- **Problem**: For the copy, please give all of the data again exactly and leave the pictures out.

- **Stored records**:
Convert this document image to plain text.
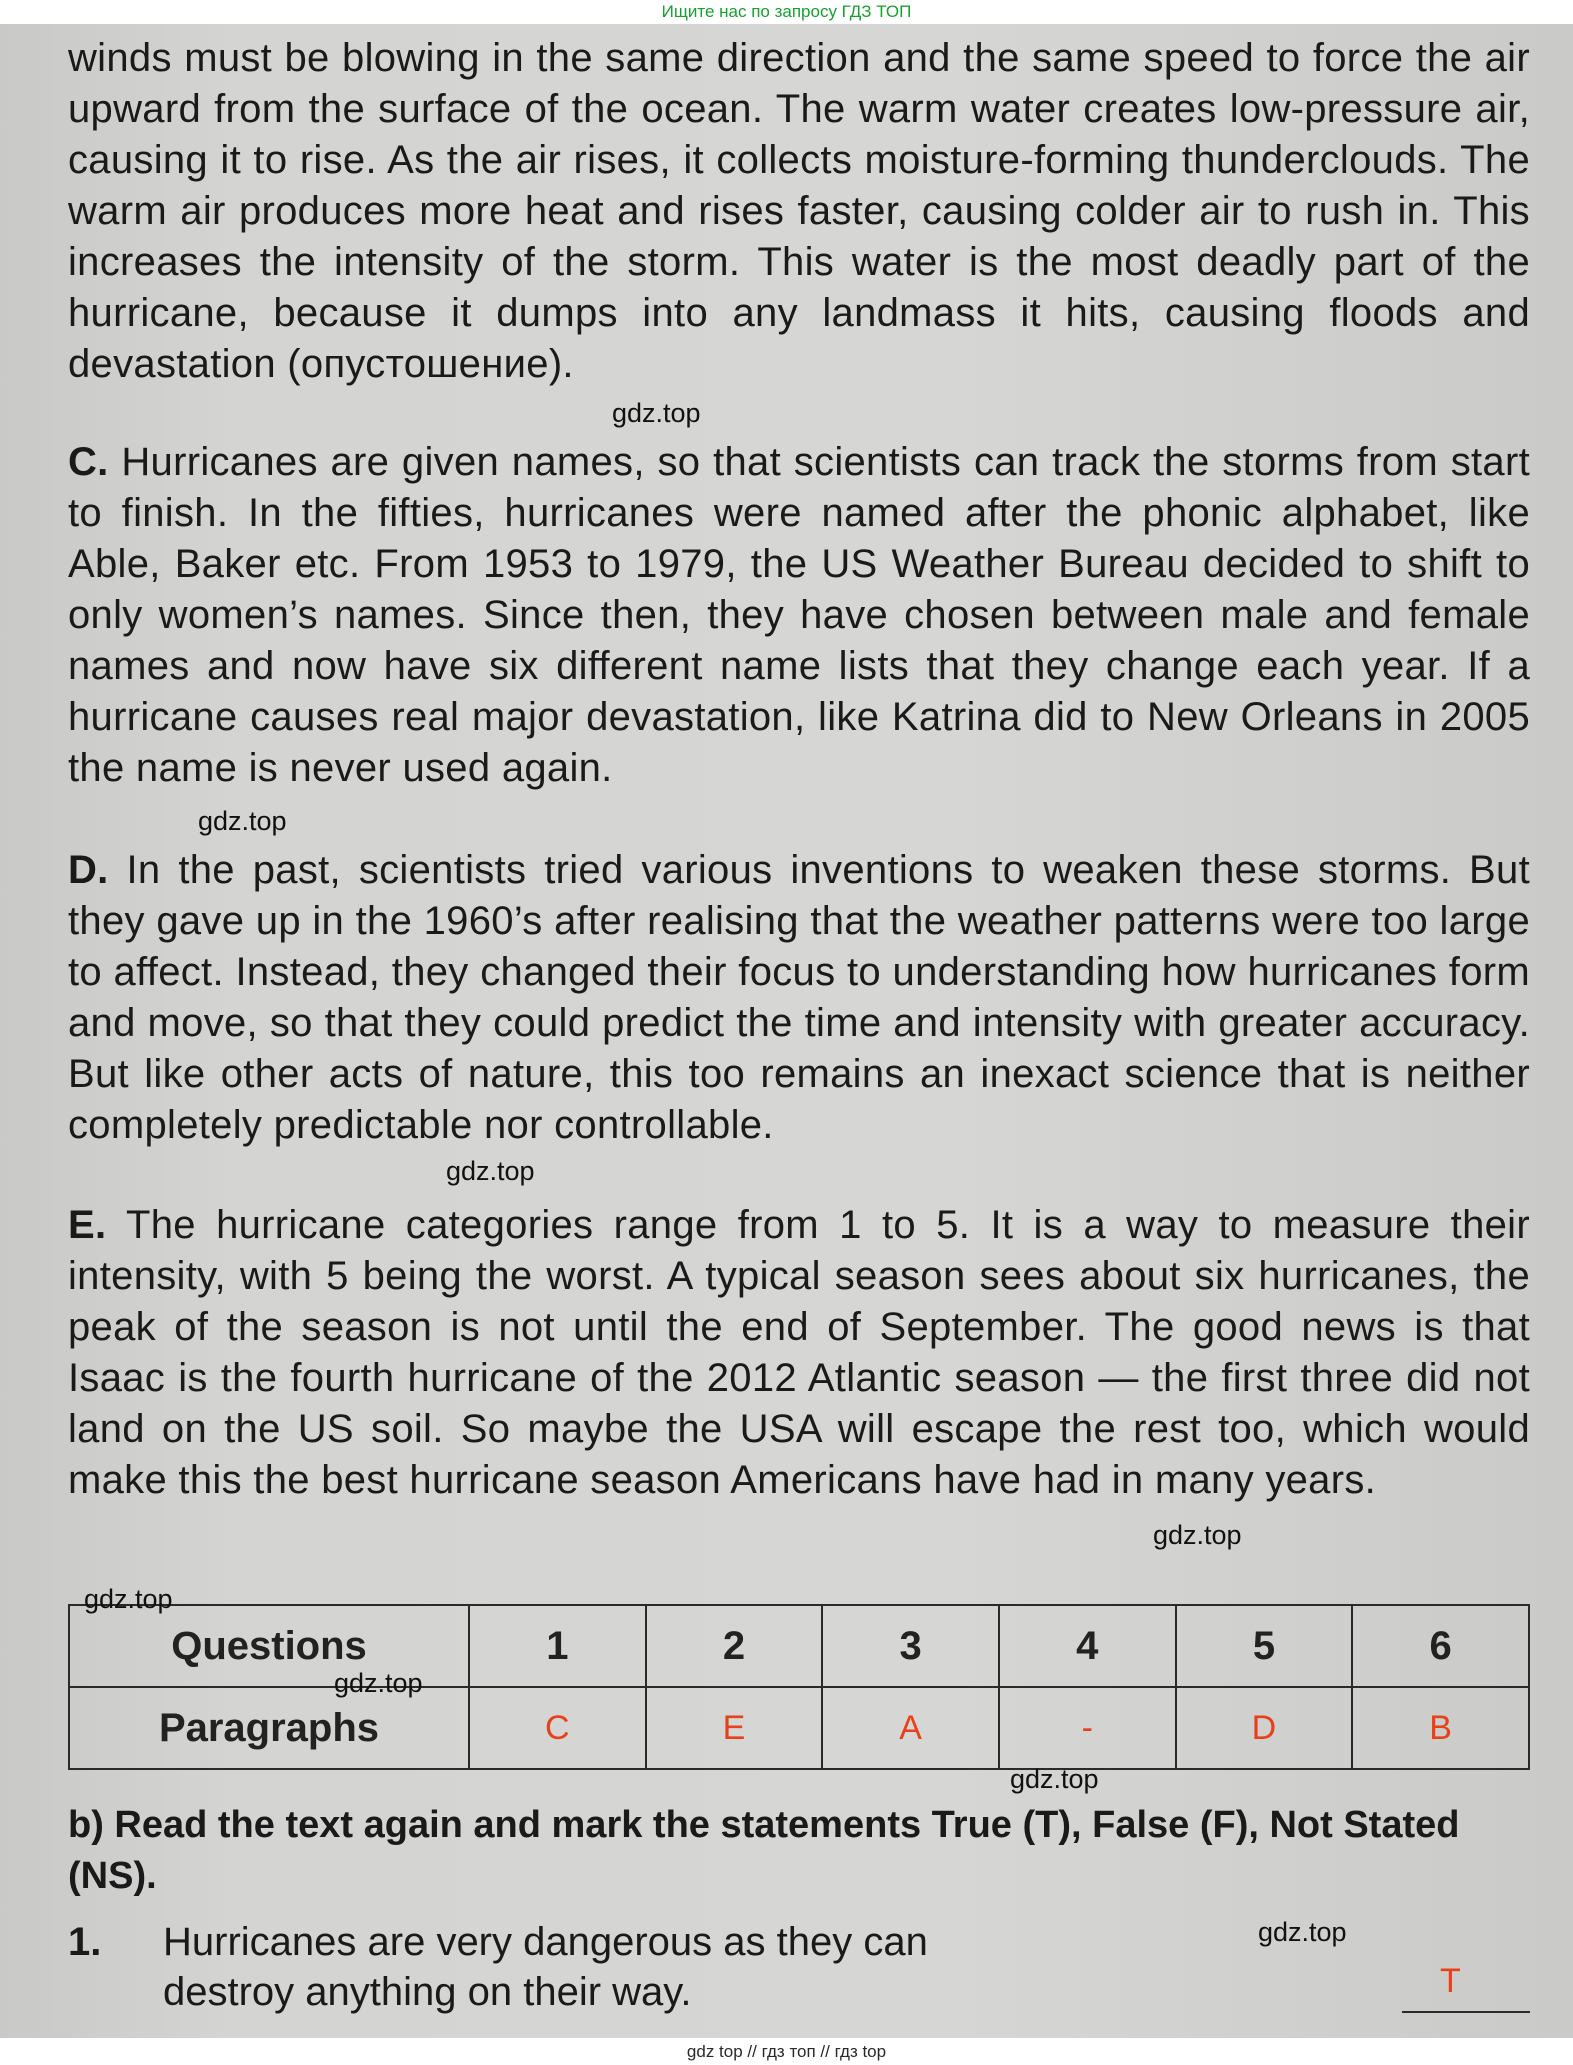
Ищите нас по запросу ГДЗ ТОП
winds must be blowing in the same direction and the same speed to force the air upward from the surface of the ocean. The warm water creates low-pressure air, causing it to rise. As the air rises, it collects moisture-forming thunderclouds. The warm air produces more heat and rises faster, causing colder air to rush in. This increases the intensity of the storm. This water is the most deadly part of the hurricane, because it dumps into any landmass it hits, causing floods and devastation (опустошение).
C. Hurricanes are given names, so that scientists can track the storms from start to finish. In the fifties, hurricanes were named after the phonic alphabet, like Able, Baker etc. From 1953 to 1979, the US Weather Bureau decided to shift to only women’s names. Since then, they have chosen between male and female names and now have six different name lists that they change each year. If a hurricane causes real major devastation, like Katrina did to New Orleans in 2005 the name is never used again.
D. In the past, scientists tried various inventions to weaken these storms. But they gave up in the 1960’s after realising that the weather patterns were too large to affect. Instead, they changed their focus to understanding how hurricanes form and move, so that they could predict the time and intensity with greater accuracy. But like other acts of nature, this too remains an inexact science that is neither completely predictable nor controllable.
E. The hurricane categories range from 1 to 5. It is a way to measure their intensity, with 5 being the worst. A typical season sees about six hurricanes, the peak of the season is not until the end of September. The good news is that Isaac is the fourth hurricane of the 2012 Atlantic season — the first three did not land on the US soil. So maybe the USA will escape the rest too, which would make this the best hurricane season Americans have had in many years.
Questions	1	2	3	4	5	6
Paragraphs	C	E	A	-	D	B
b) Read the text again and mark the statements True (T), False (F), Not Stated (NS).
1. Hurricanes are very dangerous as they can destroy anything on their way.	T
gdz.top
gdz.top
gdz.top
gdz.top
gdz.top
gdz.top
gdz.top
gdz.top
gdz top // гдз топ // гдз top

- **Correct output**:
Convert this document image to plain text.
Ищите нас по запросу ГДЗ ТОП
winds must be blowing in the same direction and the same speed to force the air upward from the surface of the ocean. The warm water creates low-pressure air, causing it to rise. As the air rises, it collects moisture-forming thunderclouds. The warm air produces more heat and rises faster, causing colder air to rush in. This increases the intensity of the storm. This water is the most deadly part of the hurricane, because it dumps into any landmass it hits, causing floods and devastation (опустошение).
C. Hurricanes are given names, so that scientists can track the storms from start to finish. In the fifties, hurricanes were named after the phonic alphabet, like Able, Baker etc. From 1953 to 1979, the US Weather Bureau decided to shift to only women’s names. Since then, they have chosen between male and female names and now have six different name lists that they change each year. If a hurricane causes real major devastation, like Katrina did to New Orleans in 2005 the name is never used again.
D. In the past, scientists tried various inventions to weaken these storms. But they gave up in the 1960’s after realising that the weather patterns were too large to affect. Instead, they changed their focus to understanding how hurricanes form and move, so that they could predict the time and intensity with greater accuracy. But like other acts of nature, this too remains an inexact science that is neither completely predictable nor controllable.
E. The hurricane categories range from 1 to 5. It is a way to measure their intensity, with 5 being the worst. A typical season sees about six hurricanes, the peak of the season is not until the end of September. The good news is that Isaac is the fourth hurricane of the 2012 Atlantic season — the first three did not land on the US soil. So maybe the USA will escape the rest too, which would make this the best hurricane season Americans have had in many years.
Questions	1	2	3	4	5	6
Paragraphs	C	E	A	-	D	B
b) Read the text again and mark the statements True (T), False (F), Not Stated (NS).
1. Hurricanes are very dangerous as they can destroy anything on their way.	T
gdz.top
gdz.top
gdz.top
gdz.top
gdz.top
gdz.top
gdz.top
gdz.top
gdz top // гдз топ // гдз top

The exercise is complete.